** Job **
The entries need to be copied exactly.

** Rows from a dataset **
——
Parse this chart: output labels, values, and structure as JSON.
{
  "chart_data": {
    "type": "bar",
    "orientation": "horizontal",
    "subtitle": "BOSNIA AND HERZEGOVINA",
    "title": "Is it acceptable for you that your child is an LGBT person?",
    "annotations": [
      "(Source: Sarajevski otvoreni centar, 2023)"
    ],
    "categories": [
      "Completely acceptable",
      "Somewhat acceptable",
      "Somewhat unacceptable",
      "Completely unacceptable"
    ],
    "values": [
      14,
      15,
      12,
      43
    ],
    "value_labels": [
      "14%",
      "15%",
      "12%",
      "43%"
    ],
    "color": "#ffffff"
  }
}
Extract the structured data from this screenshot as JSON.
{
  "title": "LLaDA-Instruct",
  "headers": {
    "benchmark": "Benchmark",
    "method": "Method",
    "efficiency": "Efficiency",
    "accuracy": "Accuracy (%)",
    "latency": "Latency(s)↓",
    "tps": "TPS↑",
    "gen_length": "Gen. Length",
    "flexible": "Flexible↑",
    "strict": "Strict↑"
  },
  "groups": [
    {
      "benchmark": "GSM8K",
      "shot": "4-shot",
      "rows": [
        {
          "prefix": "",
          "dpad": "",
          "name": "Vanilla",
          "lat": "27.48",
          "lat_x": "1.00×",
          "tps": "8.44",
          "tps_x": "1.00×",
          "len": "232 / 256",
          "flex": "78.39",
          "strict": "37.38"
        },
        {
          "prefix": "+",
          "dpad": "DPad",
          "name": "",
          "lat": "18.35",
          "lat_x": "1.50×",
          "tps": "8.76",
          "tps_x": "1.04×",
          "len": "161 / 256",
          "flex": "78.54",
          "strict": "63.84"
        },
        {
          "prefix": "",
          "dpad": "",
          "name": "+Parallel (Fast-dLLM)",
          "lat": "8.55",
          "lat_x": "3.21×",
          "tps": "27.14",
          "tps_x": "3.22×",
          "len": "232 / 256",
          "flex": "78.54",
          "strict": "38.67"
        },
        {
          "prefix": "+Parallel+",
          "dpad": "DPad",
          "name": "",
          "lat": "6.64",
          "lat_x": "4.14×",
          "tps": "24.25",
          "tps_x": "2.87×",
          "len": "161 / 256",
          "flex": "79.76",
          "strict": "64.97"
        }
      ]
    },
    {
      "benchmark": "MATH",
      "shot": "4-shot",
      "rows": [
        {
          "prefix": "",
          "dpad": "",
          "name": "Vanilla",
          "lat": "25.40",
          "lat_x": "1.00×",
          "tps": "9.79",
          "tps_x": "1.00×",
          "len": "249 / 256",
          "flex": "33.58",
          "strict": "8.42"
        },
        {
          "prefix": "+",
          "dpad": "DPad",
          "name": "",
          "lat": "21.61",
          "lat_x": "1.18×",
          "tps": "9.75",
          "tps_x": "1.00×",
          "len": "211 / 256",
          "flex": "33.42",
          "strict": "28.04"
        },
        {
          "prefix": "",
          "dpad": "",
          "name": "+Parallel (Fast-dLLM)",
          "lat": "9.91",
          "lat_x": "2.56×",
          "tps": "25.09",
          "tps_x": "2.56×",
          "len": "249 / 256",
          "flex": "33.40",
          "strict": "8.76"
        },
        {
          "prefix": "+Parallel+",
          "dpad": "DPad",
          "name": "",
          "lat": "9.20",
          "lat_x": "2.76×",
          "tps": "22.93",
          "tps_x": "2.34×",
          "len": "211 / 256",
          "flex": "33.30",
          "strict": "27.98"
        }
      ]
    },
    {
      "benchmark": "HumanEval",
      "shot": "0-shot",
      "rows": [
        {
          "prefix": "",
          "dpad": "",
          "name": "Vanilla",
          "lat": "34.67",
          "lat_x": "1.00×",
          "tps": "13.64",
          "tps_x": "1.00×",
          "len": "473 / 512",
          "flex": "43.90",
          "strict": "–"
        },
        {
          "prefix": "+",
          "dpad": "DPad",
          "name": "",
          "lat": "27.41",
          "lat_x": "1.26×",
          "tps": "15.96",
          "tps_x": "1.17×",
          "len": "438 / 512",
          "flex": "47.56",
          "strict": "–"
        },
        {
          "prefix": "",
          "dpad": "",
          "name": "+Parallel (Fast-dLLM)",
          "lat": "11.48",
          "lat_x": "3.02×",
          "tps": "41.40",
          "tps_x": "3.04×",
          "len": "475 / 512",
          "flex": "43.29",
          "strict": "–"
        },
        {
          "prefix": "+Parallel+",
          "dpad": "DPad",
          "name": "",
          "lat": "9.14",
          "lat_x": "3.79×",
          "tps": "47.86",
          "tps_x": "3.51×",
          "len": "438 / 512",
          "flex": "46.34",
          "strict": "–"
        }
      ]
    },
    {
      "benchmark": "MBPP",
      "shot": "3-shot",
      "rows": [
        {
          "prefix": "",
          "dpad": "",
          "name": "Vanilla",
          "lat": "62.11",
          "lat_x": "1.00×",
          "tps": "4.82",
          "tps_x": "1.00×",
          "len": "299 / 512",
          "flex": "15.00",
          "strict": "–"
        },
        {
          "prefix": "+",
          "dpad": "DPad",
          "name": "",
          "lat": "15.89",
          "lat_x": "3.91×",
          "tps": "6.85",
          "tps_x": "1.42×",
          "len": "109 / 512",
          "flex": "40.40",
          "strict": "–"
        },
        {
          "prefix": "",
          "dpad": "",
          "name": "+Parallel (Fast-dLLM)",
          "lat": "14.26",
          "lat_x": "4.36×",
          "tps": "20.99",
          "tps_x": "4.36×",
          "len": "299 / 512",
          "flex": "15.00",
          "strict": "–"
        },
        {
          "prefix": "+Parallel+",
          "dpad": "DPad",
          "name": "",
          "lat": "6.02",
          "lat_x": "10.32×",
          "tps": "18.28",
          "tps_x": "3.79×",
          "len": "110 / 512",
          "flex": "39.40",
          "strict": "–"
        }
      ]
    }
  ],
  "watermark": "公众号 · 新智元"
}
——
** Task response **
Parse this chart: output labels, values, and structure as JSON.
{
  "chart_data": {
    "type": "bar",
    "orientation": "horizontal",
    "subtitle": "BOSNIA AND HERZEGOVINA",
    "title": "Is it acceptable for you that your child is an LGBT person?",
    "annotations": [
      "(Source: Sarajevski otvoreni centar, 2023)"
    ],
    "categories": [
      "Completely acceptable",
      "Somewhat acceptable",
      "Somewhat unacceptable",
      "Completely unacceptable"
    ],
    "values": [
      14,
      15,
      12,
      43
    ],
    "value_labels": [
      "14%",
      "15%",
      "12%",
      "43%"
    ],
    "color": "#ffffff"
  }
}
Extract the structured data from this screenshot as JSON.
{
  "title": "LLaDA-Instruct",
  "headers": {
    "benchmark": "Benchmark",
    "method": "Method",
    "efficiency": "Efficiency",
    "accuracy": "Accuracy (%)",
    "latency": "Latency(s)↓",
    "tps": "TPS↑",
    "gen_length": "Gen. Length",
    "flexible": "Flexible↑",
    "strict": "Strict↑"
  },
  "groups": [
    {
      "benchmark": "GSM8K",
      "shot": "4-shot",
      "rows": [
        {
          "prefix": "",
          "dpad": "",
          "name": "Vanilla",
          "lat": "27.48",
          "lat_x": "1.00×",
          "tps": "8.44",
          "tps_x": "1.00×",
          "len": "232 / 256",
          "flex": "78.39",
          "strict": "37.38"
        },
        {
          "prefix": "+",
          "dpad": "DPad",
          "name": "",
          "lat": "18.35",
          "lat_x": "1.50×",
          "tps": "8.76",
          "tps_x": "1.04×",
          "len": "161 / 256",
          "flex": "78.54",
          "strict": "63.84"
        },
        {
          "prefix": "",
          "dpad": "",
          "name": "+Parallel (Fast-dLLM)",
          "lat": "8.55",
          "lat_x": "3.21×",
          "tps": "27.14",
          "tps_x": "3.22×",
          "len": "232 / 256",
          "flex": "78.54",
          "strict": "38.67"
        },
        {
          "prefix": "+Parallel+",
          "dpad": "DPad",
          "name": "",
          "lat": "6.64",
          "lat_x": "4.14×",
          "tps": "24.25",
          "tps_x": "2.87×",
          "len": "161 / 256",
          "flex": "79.76",
          "strict": "64.97"
        }
      ]
    },
    {
      "benchmark": "MATH",
      "shot": "4-shot",
      "rows": [
        {
          "prefix": "",
          "dpad": "",
          "name": "Vanilla",
          "lat": "25.40",
          "lat_x": "1.00×",
          "tps": "9.79",
          "tps_x": "1.00×",
          "len": "249 / 256",
          "flex": "33.58",
          "strict": "8.42"
        },
        {
          "prefix": "+",
          "dpad": "DPad",
          "name": "",
          "lat": "21.61",
          "lat_x": "1.18×",
          "tps": "9.75",
          "tps_x": "1.00×",
          "len": "211 / 256",
          "flex": "33.42",
          "strict": "28.04"
        },
        {
          "prefix": "",
          "dpad": "",
          "name": "+Parallel (Fast-dLLM)",
          "lat": "9.91",
          "lat_x": "2.56×",
          "tps": "25.09",
          "tps_x": "2.56×",
          "len": "249 / 256",
          "flex": "33.40",
          "strict": "8.76"
        },
        {
          "prefix": "+Parallel+",
          "dpad": "DPad",
          "name": "",
          "lat": "9.20",
          "lat_x": "2.76×",
          "tps": "22.93",
          "tps_x": "2.34×",
          "len": "211 / 256",
          "flex": "33.30",
          "strict": "27.98"
        }
      ]
    },
    {
      "benchmark": "HumanEval",
      "shot": "0-shot",
      "rows": [
        {
          "prefix": "",
          "dpad": "",
          "name": "Vanilla",
          "lat": "34.67",
          "lat_x": "1.00×",
          "tps": "13.64",
          "tps_x": "1.00×",
          "len": "473 / 512",
          "flex": "43.90",
          "strict": "–"
        },
        {
          "prefix": "+",
          "dpad": "DPad",
          "name": "",
          "lat": "27.41",
          "lat_x": "1.26×",
          "tps": "15.96",
          "tps_x": "1.17×",
          "len": "438 / 512",
          "flex": "47.56",
          "strict": "–"
        },
        {
          "prefix": "",
          "dpad": "",
          "name": "+Parallel (Fast-dLLM)",
          "lat": "11.48",
          "lat_x": "3.02×",
          "tps": "41.40",
          "tps_x": "3.04×",
          "len": "475 / 512",
          "flex": "43.29",
          "strict": "–"
        },
        {
          "prefix": "+Parallel+",
          "dpad": "DPad",
          "name": "",
          "lat": "9.14",
          "lat_x": "3.79×",
          "tps": "47.86",
          "tps_x": "3.51×",
          "len": "438 / 512",
          "flex": "46.34",
          "strict": "–"
        }
      ]
    },
    {
      "benchmark": "MBPP",
      "shot": "3-shot",
      "rows": [
        {
          "prefix": "",
          "dpad": "",
          "name": "Vanilla",
          "lat": "62.11",
          "lat_x": "1.00×",
          "tps": "4.82",
          "tps_x": "1.00×",
          "len": "299 / 512",
          "flex": "15.00",
          "strict": "–"
        },
        {
          "prefix": "+",
          "dpad": "DPad",
          "name": "",
          "lat": "15.89",
          "lat_x": "3.91×",
          "tps": "6.85",
          "tps_x": "1.42×",
          "len": "109 / 512",
          "flex": "40.40",
          "strict": "–"
        },
        {
          "prefix": "",
          "dpad": "",
          "name": "+Parallel (Fast-dLLM)",
          "lat": "14.26",
          "lat_x": "4.36×",
          "tps": "20.99",
          "tps_x": "4.36×",
          "len": "299 / 512",
          "flex": "15.00",
          "strict": "–"
        },
        {
          "prefix": "+Parallel+",
          "dpad": "DPad",
          "name": "",
          "lat": "6.02",
          "lat_x": "10.32×",
          "tps": "18.28",
          "tps_x": "3.79×",
          "len": "110 / 512",
          "flex": "39.40",
          "strict": "–"
        }
      ]
    }
  ],
  "watermark": "公众号 · 新智元"
}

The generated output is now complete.